Excerpted data:
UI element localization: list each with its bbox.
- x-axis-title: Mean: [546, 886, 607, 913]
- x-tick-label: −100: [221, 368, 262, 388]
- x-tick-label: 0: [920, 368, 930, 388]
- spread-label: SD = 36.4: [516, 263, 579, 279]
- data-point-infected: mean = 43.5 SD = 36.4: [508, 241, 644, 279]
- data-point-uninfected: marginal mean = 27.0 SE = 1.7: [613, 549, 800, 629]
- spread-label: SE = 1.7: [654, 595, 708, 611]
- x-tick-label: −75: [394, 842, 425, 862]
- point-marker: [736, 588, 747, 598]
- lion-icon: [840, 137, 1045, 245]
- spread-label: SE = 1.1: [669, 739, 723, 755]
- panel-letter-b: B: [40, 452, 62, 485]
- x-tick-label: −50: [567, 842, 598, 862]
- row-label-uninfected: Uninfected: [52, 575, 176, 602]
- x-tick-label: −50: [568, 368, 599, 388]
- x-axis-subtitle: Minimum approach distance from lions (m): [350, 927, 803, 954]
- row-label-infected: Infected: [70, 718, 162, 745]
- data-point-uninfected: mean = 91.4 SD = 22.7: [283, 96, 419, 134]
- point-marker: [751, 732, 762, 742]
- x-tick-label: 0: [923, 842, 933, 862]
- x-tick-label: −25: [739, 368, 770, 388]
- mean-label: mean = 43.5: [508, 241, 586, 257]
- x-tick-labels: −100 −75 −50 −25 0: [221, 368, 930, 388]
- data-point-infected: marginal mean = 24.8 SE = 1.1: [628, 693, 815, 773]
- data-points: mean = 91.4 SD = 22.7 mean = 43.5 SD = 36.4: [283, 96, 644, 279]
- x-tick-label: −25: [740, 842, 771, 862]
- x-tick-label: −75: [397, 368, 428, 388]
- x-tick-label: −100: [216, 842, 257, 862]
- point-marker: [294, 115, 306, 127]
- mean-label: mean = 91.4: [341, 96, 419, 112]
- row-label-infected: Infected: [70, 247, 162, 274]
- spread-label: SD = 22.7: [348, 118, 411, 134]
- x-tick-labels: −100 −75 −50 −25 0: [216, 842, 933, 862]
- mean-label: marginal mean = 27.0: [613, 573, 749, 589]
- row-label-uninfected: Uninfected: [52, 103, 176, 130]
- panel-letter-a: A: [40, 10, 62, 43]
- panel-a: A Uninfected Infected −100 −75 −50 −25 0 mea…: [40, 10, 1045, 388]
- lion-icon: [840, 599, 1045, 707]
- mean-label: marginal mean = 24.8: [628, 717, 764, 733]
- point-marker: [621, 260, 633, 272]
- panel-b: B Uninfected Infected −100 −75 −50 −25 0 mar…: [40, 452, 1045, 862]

Direction: Copy the data above word for word, from its first line through the line containing "- row-label-infected: Infected: [70, 247, 162, 274]", including both of those lines.

Task answer:
UI element localization: list each with its bbox.
- x-axis-title: Mean: [546, 886, 607, 913]
- x-tick-label: −100: [221, 368, 262, 388]
- x-tick-label: 0: [920, 368, 930, 388]
- spread-label: SD = 36.4: [516, 263, 579, 279]
- data-point-infected: mean = 43.5 SD = 36.4: [508, 241, 644, 279]
- data-point-uninfected: marginal mean = 27.0 SE = 1.7: [613, 549, 800, 629]
- spread-label: SE = 1.7: [654, 595, 708, 611]
- x-tick-label: −75: [394, 842, 425, 862]
- point-marker: [736, 588, 747, 598]
- lion-icon: [840, 137, 1045, 245]
- spread-label: SE = 1.1: [669, 739, 723, 755]
- panel-letter-b: B: [40, 452, 62, 485]
- x-tick-label: −50: [567, 842, 598, 862]
- row-label-uninfected: Uninfected: [52, 575, 176, 602]
- x-tick-label: −50: [568, 368, 599, 388]
- x-axis-subtitle: Minimum approach distance from lions (m): [350, 927, 803, 954]
- row-label-infected: Infected: [70, 718, 162, 745]
- data-point-uninfected: mean = 91.4 SD = 22.7: [283, 96, 419, 134]
- point-marker: [751, 732, 762, 742]
- x-tick-label: 0: [923, 842, 933, 862]
- x-tick-label: −25: [739, 368, 770, 388]
- mean-label: mean = 43.5: [508, 241, 586, 257]
- x-tick-labels: −100 −75 −50 −25 0: [221, 368, 930, 388]
- data-point-infected: marginal mean = 24.8 SE = 1.1: [628, 693, 815, 773]
- data-points: mean = 91.4 SD = 22.7 mean = 43.5 SD = 36.4: [283, 96, 644, 279]
- x-tick-label: −25: [740, 842, 771, 862]
- x-tick-label: −75: [397, 368, 428, 388]
- x-tick-label: −100: [216, 842, 257, 862]
- point-marker: [294, 115, 306, 127]
- mean-label: mean = 91.4: [341, 96, 419, 112]
- row-label-infected: Infected: [70, 247, 162, 274]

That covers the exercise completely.